Sorry for my ignorance, I haven't taken calculus in 6 years. From what you wrote I should differentiate the equation with respect to y?

kenljw · Answer

yes using implicit differentiation

anonymous · Answer

I'll get on that. Thank you.

experimentx · Answer

try switching coordinates ,,, use polar coordinates

experimentx · Answer

also try switching 1/x and 1/y and change limits to infinity and use this theorem http://math.stackexchange.com/questions/15240/when-can-you-switch-the-order-of-limits

anonymous · Answer

Thanks. I'm currently trying to work through KenLJW's suggestion and make sure I'm doing everything correctly. After that I'll look up polar coordinates again and try that approach.

experimentx · Answer

it's a double sequence, you can'f differentiate 'y' w.r.t. 'x', they are independent coordinates ... dy/dx is zero naturally.

anonymous · Answer

The approaches we've covered to this point are l'hopital's, squeeze, and approaching from different lines. So far I'm working with l'hopital to try and get the correct answer. This question is not assigned and it's not mentioned under the suggested problems. It's just in between suggested problems so I assumed I had the tools to complete it.
============
**YOUR OBJECTIVE:** Quote the calculus thread word for word from "Thanks. I'm currently" to "is zero naturally.".
============
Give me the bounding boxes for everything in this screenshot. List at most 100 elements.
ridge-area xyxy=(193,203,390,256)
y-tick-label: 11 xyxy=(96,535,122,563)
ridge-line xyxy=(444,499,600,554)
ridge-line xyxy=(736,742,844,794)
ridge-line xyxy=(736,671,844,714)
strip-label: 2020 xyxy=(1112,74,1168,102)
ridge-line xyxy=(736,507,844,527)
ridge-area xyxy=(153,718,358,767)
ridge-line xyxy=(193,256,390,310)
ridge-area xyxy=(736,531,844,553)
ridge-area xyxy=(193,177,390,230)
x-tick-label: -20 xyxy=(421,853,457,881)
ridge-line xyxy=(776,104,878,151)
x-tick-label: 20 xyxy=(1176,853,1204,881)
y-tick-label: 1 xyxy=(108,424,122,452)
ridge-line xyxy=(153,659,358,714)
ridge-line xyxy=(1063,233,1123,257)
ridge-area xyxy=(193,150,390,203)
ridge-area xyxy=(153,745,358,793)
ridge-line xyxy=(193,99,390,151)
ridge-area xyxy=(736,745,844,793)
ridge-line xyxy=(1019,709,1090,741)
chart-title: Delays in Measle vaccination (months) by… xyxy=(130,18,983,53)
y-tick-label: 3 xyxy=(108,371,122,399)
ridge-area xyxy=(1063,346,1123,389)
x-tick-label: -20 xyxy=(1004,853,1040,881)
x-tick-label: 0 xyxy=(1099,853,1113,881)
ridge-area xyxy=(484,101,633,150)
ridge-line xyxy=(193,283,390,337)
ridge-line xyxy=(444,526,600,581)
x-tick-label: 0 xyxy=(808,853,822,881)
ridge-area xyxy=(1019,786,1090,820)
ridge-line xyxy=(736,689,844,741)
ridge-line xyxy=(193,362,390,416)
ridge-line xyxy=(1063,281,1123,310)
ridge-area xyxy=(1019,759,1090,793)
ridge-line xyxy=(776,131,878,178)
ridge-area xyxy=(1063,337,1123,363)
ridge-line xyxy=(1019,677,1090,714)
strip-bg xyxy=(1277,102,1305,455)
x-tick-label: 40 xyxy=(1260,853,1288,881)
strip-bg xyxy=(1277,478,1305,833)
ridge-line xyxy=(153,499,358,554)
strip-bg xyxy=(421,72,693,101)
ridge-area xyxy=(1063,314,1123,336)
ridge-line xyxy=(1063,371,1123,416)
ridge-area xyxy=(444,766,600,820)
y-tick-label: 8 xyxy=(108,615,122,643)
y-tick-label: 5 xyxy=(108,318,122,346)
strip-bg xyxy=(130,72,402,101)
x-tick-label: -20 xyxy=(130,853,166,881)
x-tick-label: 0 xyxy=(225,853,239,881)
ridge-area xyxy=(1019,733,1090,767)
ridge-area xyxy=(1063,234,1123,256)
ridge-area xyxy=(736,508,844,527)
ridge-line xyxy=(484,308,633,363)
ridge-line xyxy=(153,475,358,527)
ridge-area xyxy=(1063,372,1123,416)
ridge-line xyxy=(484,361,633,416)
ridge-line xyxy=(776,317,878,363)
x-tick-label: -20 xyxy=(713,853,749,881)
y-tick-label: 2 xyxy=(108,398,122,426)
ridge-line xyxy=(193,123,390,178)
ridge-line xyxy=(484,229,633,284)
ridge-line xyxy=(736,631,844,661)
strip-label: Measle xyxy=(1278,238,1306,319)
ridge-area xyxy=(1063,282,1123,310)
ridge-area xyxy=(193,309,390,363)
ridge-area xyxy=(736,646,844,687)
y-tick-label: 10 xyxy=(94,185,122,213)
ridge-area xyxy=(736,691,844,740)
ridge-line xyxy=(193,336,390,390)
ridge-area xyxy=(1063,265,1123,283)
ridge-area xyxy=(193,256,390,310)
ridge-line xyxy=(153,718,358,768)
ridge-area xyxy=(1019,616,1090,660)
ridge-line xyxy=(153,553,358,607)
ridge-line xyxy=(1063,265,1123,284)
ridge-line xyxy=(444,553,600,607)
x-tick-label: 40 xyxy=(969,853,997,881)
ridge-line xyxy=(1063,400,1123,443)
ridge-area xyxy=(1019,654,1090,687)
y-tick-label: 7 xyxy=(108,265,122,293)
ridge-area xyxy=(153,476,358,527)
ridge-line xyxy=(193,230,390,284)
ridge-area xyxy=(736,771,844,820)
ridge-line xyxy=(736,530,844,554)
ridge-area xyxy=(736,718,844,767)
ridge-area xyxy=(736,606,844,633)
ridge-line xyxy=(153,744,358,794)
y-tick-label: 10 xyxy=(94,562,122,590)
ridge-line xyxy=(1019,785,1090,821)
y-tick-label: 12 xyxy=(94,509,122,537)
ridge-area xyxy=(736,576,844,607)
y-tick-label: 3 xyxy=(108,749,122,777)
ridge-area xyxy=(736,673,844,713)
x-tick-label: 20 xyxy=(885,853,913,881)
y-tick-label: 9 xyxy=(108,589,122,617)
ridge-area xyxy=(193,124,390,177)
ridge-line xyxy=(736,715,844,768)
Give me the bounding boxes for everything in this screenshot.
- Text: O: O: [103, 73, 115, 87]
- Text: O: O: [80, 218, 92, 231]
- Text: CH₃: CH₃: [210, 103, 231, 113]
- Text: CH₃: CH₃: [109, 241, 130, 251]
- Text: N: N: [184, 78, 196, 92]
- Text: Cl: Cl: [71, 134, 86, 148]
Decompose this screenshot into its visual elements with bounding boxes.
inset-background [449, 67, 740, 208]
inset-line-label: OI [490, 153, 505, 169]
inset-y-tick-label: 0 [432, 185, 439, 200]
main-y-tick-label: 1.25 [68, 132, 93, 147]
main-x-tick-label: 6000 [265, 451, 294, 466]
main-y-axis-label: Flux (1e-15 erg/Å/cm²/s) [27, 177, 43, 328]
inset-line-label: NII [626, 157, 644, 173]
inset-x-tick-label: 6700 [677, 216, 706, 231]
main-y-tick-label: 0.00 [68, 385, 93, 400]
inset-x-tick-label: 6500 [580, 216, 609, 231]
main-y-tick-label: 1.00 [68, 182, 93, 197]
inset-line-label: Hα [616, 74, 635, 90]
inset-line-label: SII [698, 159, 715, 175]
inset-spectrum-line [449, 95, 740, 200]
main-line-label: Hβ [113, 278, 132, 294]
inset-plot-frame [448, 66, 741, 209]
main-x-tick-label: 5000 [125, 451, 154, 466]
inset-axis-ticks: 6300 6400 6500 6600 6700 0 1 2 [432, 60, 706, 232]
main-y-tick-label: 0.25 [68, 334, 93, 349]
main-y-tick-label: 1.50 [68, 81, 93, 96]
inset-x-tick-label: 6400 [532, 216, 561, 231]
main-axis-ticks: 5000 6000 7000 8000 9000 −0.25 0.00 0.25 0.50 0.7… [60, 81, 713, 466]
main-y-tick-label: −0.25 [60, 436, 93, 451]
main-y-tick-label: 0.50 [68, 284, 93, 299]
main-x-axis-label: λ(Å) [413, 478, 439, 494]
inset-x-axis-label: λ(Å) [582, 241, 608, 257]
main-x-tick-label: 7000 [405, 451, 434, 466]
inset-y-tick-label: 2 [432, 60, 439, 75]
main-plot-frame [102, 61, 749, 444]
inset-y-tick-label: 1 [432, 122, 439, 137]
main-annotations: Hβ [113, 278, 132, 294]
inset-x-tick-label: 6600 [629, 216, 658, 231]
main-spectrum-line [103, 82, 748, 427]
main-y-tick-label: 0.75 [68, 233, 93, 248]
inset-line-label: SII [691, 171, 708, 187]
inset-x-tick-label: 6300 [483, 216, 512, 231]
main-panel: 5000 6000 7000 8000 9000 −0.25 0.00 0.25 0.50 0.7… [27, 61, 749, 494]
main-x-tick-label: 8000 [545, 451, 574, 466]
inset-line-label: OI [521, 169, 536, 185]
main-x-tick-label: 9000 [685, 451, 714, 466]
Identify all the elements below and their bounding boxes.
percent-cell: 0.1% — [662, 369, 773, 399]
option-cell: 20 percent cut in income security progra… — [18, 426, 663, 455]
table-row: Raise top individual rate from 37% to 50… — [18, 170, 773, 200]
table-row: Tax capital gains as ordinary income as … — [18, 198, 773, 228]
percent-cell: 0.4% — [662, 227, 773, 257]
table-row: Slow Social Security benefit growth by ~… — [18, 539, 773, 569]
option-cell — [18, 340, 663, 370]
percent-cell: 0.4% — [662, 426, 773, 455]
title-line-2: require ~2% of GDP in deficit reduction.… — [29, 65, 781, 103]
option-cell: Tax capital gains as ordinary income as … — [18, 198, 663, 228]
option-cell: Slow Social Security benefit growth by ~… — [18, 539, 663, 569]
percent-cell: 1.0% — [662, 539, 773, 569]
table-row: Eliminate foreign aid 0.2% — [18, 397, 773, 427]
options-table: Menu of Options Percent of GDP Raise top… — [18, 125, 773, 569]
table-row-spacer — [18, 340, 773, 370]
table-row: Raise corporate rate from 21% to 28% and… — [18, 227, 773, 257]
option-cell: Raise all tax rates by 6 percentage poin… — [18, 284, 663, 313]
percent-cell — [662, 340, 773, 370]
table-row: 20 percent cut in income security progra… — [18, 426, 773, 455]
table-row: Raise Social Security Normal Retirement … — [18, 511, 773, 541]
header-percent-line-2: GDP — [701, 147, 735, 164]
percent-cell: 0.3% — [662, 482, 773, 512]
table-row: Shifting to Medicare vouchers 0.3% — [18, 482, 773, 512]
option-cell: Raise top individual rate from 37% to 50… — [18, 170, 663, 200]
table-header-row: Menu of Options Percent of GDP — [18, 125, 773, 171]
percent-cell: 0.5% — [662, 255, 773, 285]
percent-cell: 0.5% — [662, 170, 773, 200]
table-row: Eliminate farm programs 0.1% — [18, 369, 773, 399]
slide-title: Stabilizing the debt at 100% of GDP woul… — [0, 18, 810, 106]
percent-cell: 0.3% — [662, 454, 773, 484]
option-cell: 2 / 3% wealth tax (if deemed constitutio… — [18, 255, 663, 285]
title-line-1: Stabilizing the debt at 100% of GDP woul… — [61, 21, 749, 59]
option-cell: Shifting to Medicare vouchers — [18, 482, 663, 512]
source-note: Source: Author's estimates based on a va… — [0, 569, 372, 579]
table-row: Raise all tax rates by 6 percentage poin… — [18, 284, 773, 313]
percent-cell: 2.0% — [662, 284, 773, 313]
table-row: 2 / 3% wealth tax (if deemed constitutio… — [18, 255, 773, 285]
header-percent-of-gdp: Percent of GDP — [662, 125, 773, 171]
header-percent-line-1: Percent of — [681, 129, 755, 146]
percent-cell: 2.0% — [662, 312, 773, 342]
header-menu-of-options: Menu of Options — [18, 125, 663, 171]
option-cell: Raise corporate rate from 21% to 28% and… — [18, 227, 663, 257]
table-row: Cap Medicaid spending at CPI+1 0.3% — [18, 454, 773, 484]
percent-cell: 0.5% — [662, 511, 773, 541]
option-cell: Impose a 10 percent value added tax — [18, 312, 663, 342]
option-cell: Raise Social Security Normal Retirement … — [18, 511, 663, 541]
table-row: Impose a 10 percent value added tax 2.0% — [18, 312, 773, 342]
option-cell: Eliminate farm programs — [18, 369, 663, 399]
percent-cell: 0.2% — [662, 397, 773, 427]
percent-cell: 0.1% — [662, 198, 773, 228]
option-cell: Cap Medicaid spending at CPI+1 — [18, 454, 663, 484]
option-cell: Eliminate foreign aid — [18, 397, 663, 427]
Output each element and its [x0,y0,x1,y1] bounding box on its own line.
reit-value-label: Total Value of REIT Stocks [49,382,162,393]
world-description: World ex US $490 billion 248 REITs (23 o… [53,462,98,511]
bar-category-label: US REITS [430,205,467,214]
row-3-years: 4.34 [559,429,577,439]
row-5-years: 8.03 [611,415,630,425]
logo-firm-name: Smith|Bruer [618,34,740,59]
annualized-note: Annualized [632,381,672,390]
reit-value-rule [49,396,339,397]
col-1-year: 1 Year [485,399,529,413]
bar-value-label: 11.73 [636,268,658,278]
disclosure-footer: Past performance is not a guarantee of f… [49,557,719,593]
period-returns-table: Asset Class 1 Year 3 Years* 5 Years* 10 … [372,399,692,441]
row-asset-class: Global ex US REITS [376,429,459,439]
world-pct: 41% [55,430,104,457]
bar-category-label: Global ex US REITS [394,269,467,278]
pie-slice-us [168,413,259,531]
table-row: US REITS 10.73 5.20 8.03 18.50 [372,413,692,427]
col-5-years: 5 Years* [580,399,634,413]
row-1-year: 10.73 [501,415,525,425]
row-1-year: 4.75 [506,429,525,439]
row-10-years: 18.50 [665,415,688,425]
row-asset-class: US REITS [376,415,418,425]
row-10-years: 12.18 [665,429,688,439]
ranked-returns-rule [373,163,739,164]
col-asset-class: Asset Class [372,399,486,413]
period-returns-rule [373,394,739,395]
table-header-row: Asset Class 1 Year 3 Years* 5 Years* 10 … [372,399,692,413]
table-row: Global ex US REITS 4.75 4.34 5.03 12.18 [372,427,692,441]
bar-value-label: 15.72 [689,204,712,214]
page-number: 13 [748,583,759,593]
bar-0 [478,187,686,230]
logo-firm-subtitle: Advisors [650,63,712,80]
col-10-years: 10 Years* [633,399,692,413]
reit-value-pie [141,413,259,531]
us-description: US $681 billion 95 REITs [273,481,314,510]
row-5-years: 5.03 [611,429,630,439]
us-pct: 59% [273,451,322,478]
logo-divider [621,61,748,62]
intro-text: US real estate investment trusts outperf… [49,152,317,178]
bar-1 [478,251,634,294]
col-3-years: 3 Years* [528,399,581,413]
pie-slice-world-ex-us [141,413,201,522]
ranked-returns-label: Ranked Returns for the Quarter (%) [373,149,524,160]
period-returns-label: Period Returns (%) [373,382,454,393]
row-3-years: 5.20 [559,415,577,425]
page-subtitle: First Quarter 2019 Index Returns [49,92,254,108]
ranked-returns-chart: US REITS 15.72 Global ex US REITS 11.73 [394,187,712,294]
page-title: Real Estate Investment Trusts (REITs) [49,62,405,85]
============
**ANSWER SECTION:**
Thanks. I'm currently trying to work through KenLJW's suggestion and make sure I'm doing everything correctly. After that I'll look up polar coordinates again and try that approach.

experimentx · Answer

it's a double sequence, you can'f differentiate 'y' w.r.t. 'x', they are independent coordinates ... dy/dx is zero naturally.